WHAT NEEDS TO BE DONE: From the entries below, gather each line containing the word "天宫课堂".

EXTRACTED INFORMATION:

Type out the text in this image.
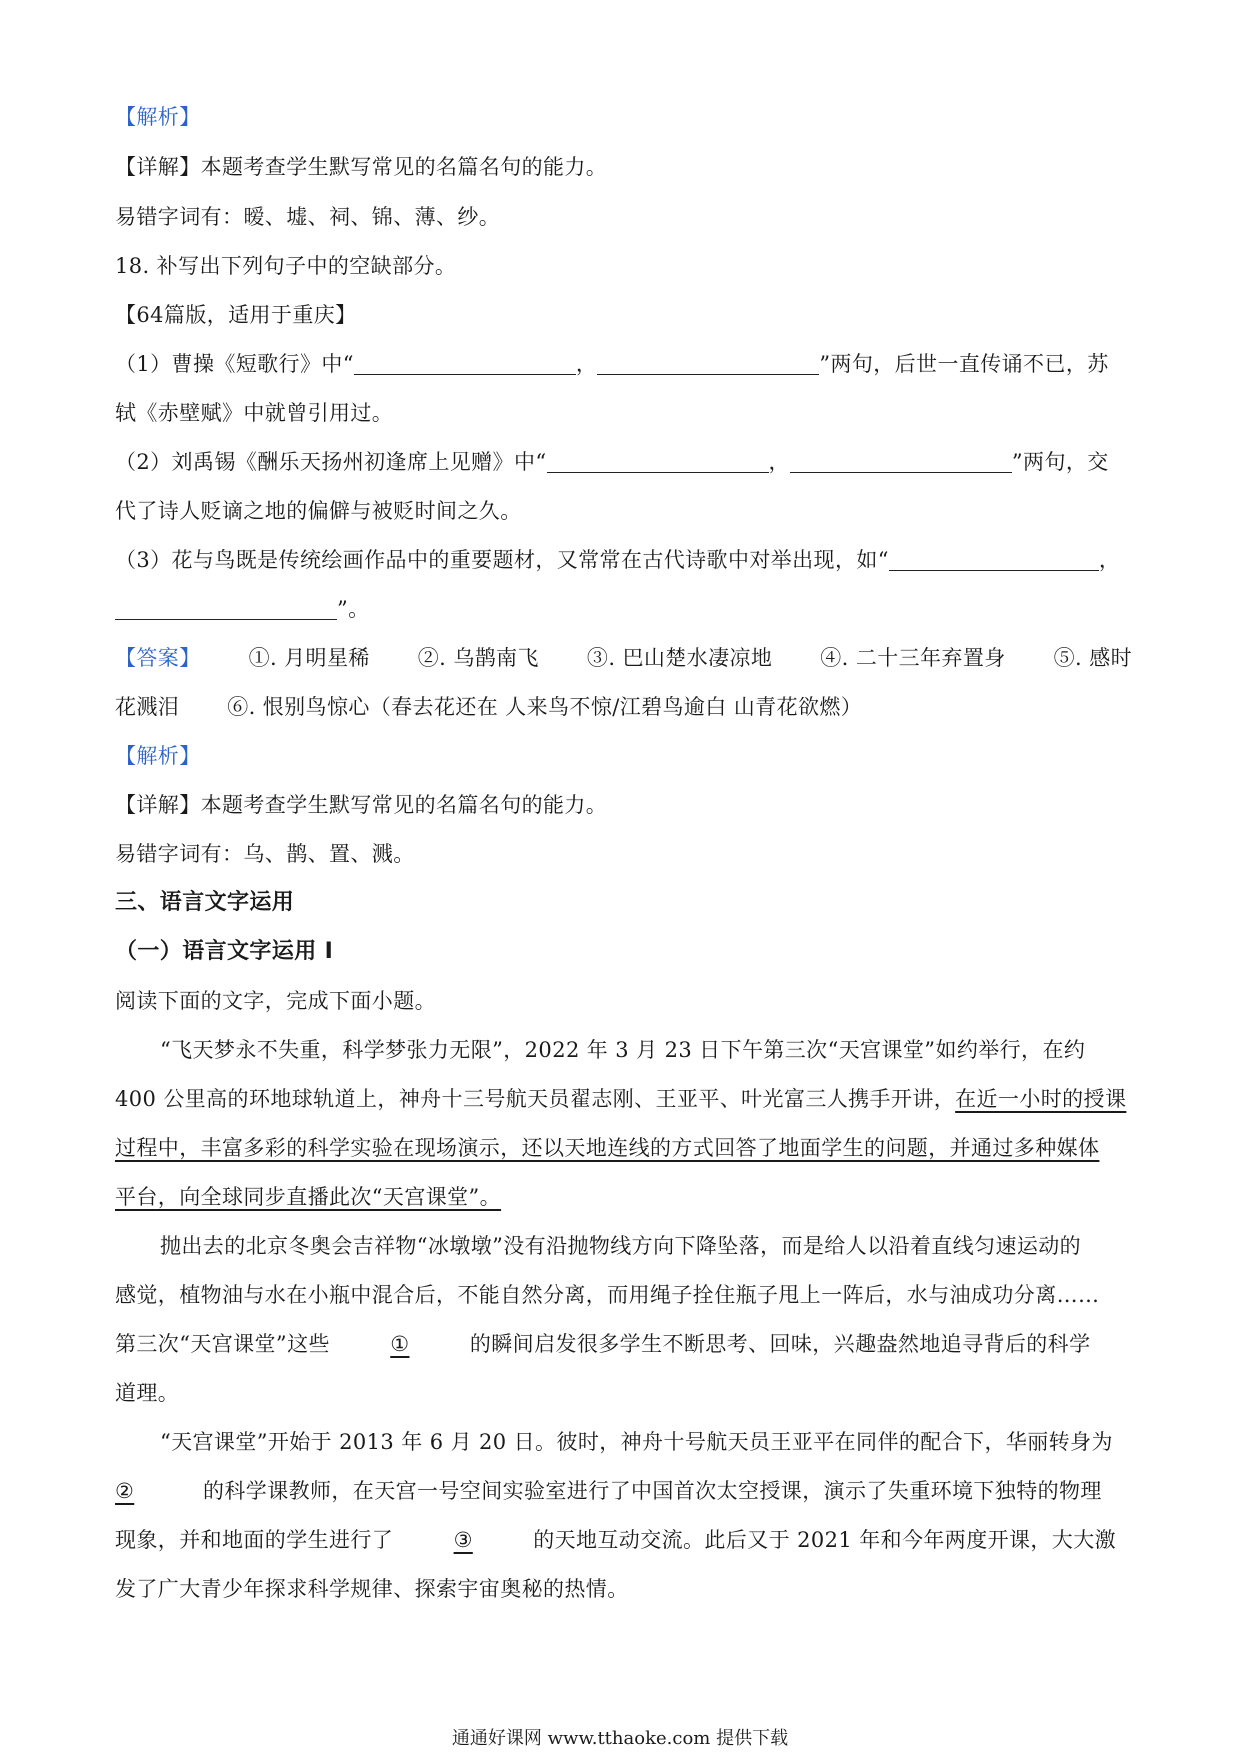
【解析】
【详解】本题考查学生默写常见的名篇名句的能力。
易错字词有：暧、墟、祠、锦、薄、纱。
18. 补写出下列句子中的空缺部分。
【64篇版，适用于重庆】
（1）曹操《短歌行》中“	，	”两句，后世一直传诵不已，苏
轼《赤壁赋》中就曾引用过。
（2）刘禹锡《酬乐天扬州初逢席上见赠》中“	，	”两句，交
代了诗人贬谪之地的偏僻与被贬时间之久。
（3）花与鸟既是传统绘画作品中的重要题材，又常常在古代诗歌中对举出现，如“	，
”。
【答案】 ①. 月明星稀 ②. 乌鹊南飞 ③. 巴山楚水凄凉地 ④. 二十三年弃置身 ⑤. 感时
花溅泪 ⑥. 恨别鸟惊心（春去花还在 人来鸟不惊/江碧鸟逾白 山青花欲燃）
【解析】
【详解】本题考查学生默写常见的名篇名句的能力。
易错字词有：乌、鹊、置、溅。
三、语言文字运用
（一）语言文字运用 I
阅读下面的文字，完成下面小题。
“飞天梦永不失重，科学梦张力无限”，2022 年 3 月 23 日下午第三次“天宫课堂”如约举行，在约
400 公里高的环地球轨道上，神舟十三号航天员翟志刚、王亚平、叶光富三人携手开讲，在近一小时的授课
过程中，丰富多彩的科学实验在现场演示，还以天地连线的方式回答了地面学生的问题，并通过多种媒体
平台，向全球同步直播此次“天宫课堂”。
抛出去的北京冬奥会吉祥物“冰墩墩”没有沿抛物线方向下降坠落，而是给人以沿着直线匀速运动的
感觉，植物油与水在小瓶中混合后，不能自然分离，而用绳子拴住瓶子甩上一阵后，水与油成功分离……
第三次“天宫课堂”这些	①	的瞬间启发很多学生不断思考、回味，兴趣盎然地追寻背后的科学
道理。
“天宫课堂”开始于 2013 年 6 月 20 日。彼时，神舟十号航天员王亚平在同伴的配合下，华丽转身为
②	的科学课教师，在天宫一号空间实验室进行了中国首次太空授课，演示了失重环境下独特的物理
现象，并和地面的学生进行了	③	的天地互动交流。此后又于 2021 年和今年两度开课，大大激
发了广大青少年探求科学规律、探索宇宙奥秘的热情。
通通好课网 www.tthaoke.com 提供下载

RESULT FOR THIS TASK:
“飞天梦永不失重，科学梦张力无限”，2022 年 3 月 23 日下午第三次“天宫课堂”如约举行，在约
平台，向全球同步直播此次“天宫课堂”。
第三次“天宫课堂”这些	①	的瞬间启发很多学生不断思考、回味，兴趣盎然地追寻背后的科学
“天宫课堂”开始于 2013 年 6 月 20 日。彼时，神舟十号航天员王亚平在同伴的配合下，华丽转身为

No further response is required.